Stored data:
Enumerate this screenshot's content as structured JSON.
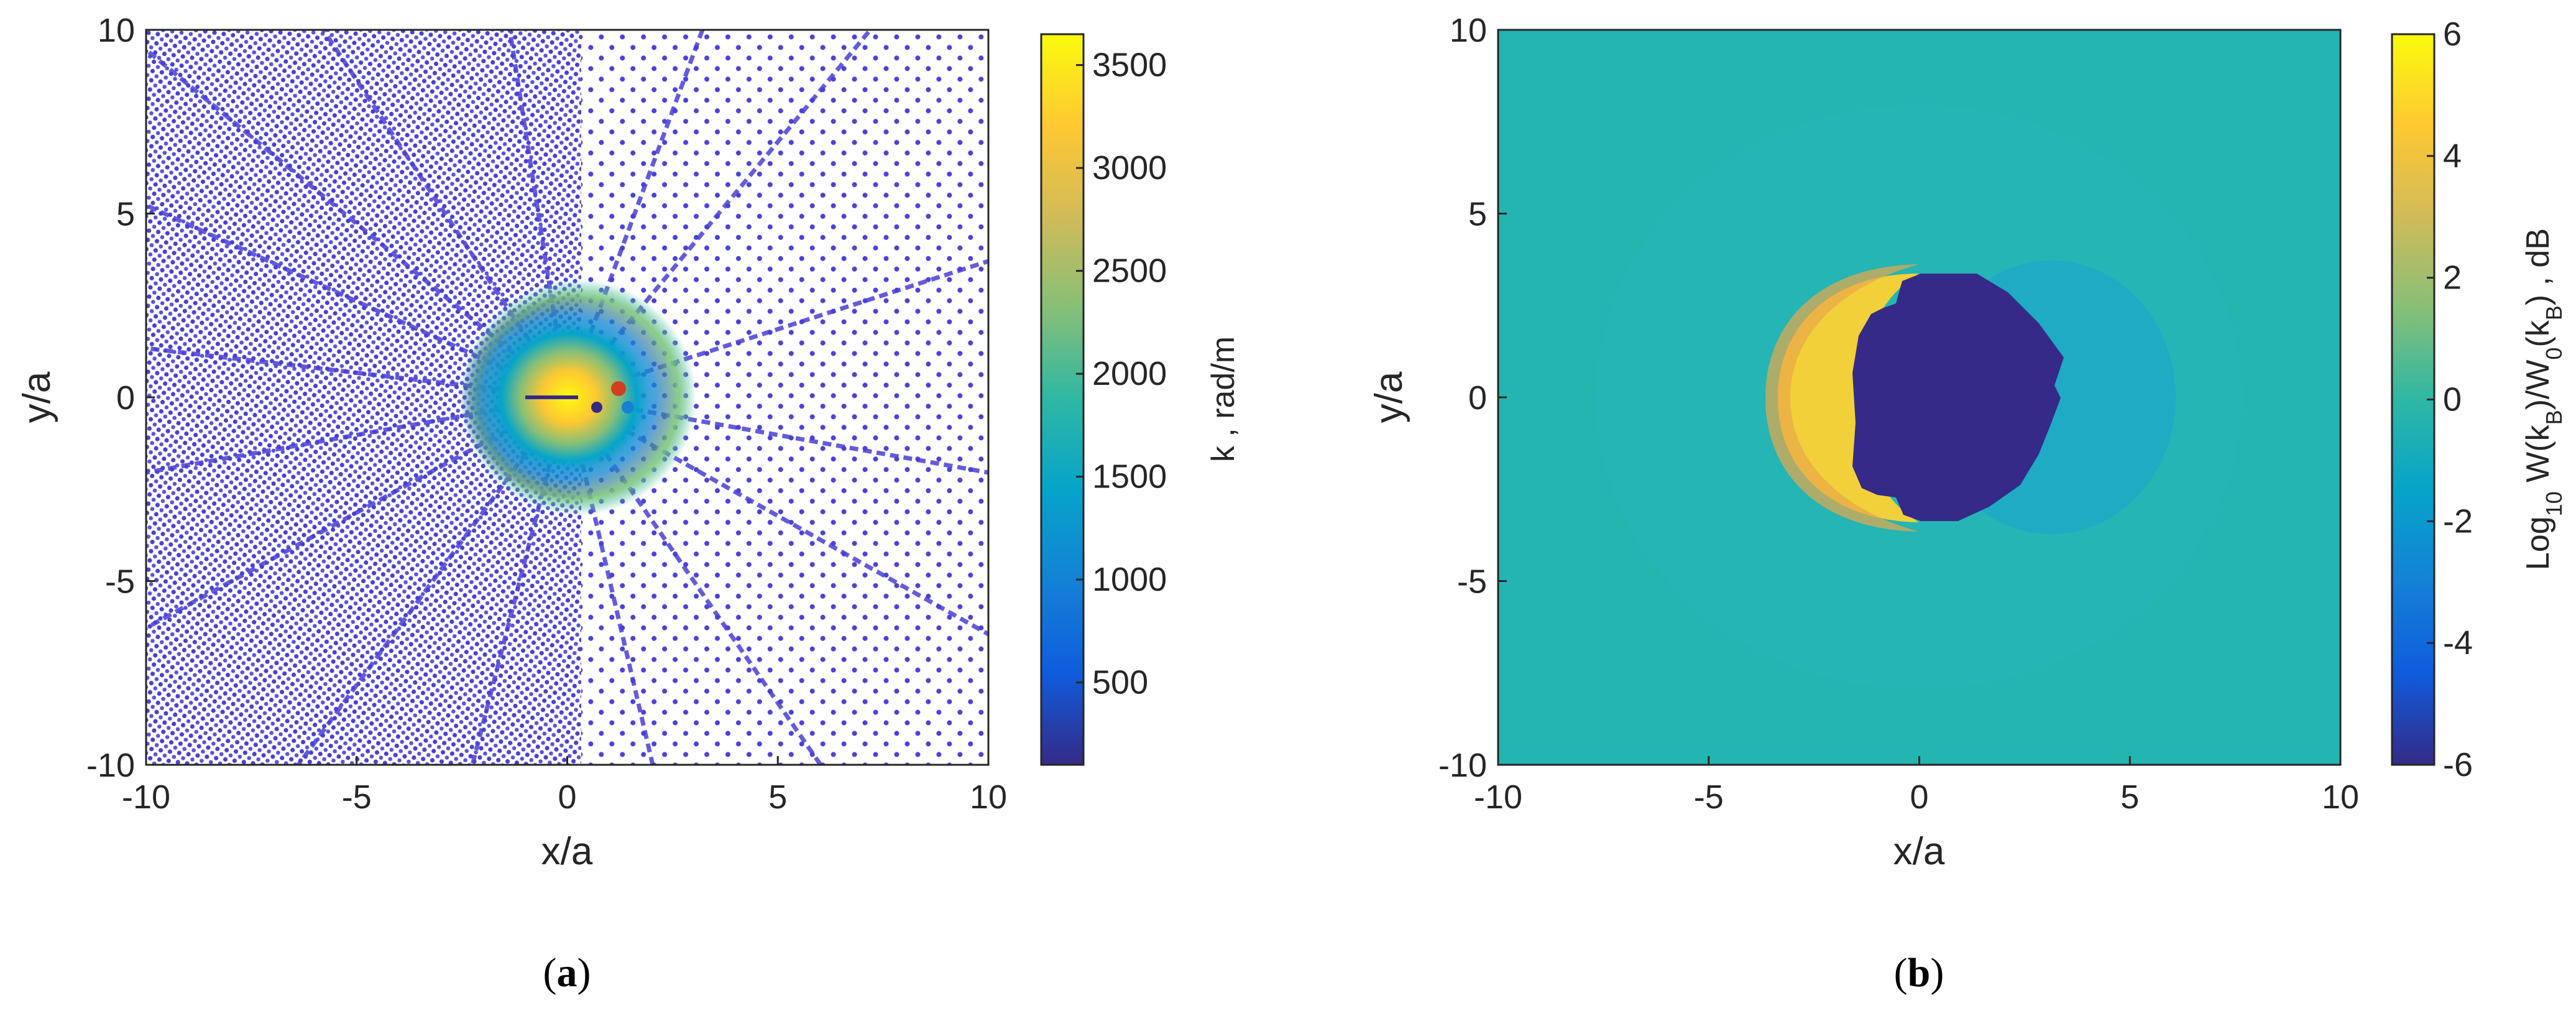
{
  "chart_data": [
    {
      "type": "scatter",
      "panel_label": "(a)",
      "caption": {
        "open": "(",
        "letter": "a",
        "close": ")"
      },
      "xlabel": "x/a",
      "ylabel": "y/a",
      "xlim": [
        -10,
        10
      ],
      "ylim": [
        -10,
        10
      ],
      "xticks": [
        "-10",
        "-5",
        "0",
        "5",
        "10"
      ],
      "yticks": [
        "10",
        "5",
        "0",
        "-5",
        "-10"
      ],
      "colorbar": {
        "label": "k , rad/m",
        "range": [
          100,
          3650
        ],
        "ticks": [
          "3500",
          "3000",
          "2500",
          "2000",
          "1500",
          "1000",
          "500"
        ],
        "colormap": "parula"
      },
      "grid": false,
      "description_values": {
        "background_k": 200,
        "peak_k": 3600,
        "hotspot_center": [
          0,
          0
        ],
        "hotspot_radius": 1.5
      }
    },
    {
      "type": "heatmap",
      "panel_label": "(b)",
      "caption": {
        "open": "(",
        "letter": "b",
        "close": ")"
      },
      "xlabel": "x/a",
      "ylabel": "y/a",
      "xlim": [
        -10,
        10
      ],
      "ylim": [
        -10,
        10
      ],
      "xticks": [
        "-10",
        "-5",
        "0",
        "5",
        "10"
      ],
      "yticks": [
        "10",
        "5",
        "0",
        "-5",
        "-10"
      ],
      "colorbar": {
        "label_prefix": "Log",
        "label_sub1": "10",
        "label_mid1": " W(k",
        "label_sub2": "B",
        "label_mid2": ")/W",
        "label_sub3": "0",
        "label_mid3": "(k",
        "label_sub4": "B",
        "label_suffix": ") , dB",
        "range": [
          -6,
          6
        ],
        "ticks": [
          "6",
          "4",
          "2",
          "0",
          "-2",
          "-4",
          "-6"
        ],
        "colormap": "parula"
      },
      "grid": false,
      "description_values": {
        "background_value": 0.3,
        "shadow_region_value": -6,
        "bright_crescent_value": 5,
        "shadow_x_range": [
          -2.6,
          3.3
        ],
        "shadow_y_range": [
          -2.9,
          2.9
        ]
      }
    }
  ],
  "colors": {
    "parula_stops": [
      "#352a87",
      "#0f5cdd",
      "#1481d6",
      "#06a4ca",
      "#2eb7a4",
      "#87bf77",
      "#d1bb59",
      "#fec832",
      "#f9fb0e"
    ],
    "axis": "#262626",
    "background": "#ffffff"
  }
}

=== Problem details ===
Reproduce the whole listing above word for word, but not its pictures.

=== Answer to the exercise ===
Enumerate this screenshot's content as structured JSON.
{
  "chart_data": [
    {
      "type": "scatter",
      "panel_label": "(a)",
      "caption": {
        "open": "(",
        "letter": "a",
        "close": ")"
      },
      "xlabel": "x/a",
      "ylabel": "y/a",
      "xlim": [
        -10,
        10
      ],
      "ylim": [
        -10,
        10
      ],
      "xticks": [
        "-10",
        "-5",
        "0",
        "5",
        "10"
      ],
      "yticks": [
        "10",
        "5",
        "0",
        "-5",
        "-10"
      ],
      "colorbar": {
        "label": "k , rad/m",
        "range": [
          100,
          3650
        ],
        "ticks": [
          "3500",
          "3000",
          "2500",
          "2000",
          "1500",
          "1000",
          "500"
        ],
        "colormap": "parula"
      },
      "grid": false,
      "description_values": {
        "background_k": 200,
        "peak_k": 3600,
        "hotspot_center": [
          0,
          0
        ],
        "hotspot_radius": 1.5
      }
    },
    {
      "type": "heatmap",
      "panel_label": "(b)",
      "caption": {
        "open": "(",
        "letter": "b",
        "close": ")"
      },
      "xlabel": "x/a",
      "ylabel": "y/a",
      "xlim": [
        -10,
        10
      ],
      "ylim": [
        -10,
        10
      ],
      "xticks": [
        "-10",
        "-5",
        "0",
        "5",
        "10"
      ],
      "yticks": [
        "10",
        "5",
        "0",
        "-5",
        "-10"
      ],
      "colorbar": {
        "label_prefix": "Log",
        "label_sub1": "10",
        "label_mid1": " W(k",
        "label_sub2": "B",
        "label_mid2": ")/W",
        "label_sub3": "0",
        "label_mid3": "(k",
        "label_sub4": "B",
        "label_suffix": ") , dB",
        "range": [
          -6,
          6
        ],
        "ticks": [
          "6",
          "4",
          "2",
          "0",
          "-2",
          "-4",
          "-6"
        ],
        "colormap": "parula"
      },
      "grid": false,
      "description_values": {
        "background_value": 0.3,
        "shadow_region_value": -6,
        "bright_crescent_value": 5,
        "shadow_x_range": [
          -2.6,
          3.3
        ],
        "shadow_y_range": [
          -2.9,
          2.9
        ]
      }
    }
  ],
  "colors": {
    "parula_stops": [
      "#352a87",
      "#0f5cdd",
      "#1481d6",
      "#06a4ca",
      "#2eb7a4",
      "#87bf77",
      "#d1bb59",
      "#fec832",
      "#f9fb0e"
    ],
    "axis": "#262626",
    "background": "#ffffff"
  }
}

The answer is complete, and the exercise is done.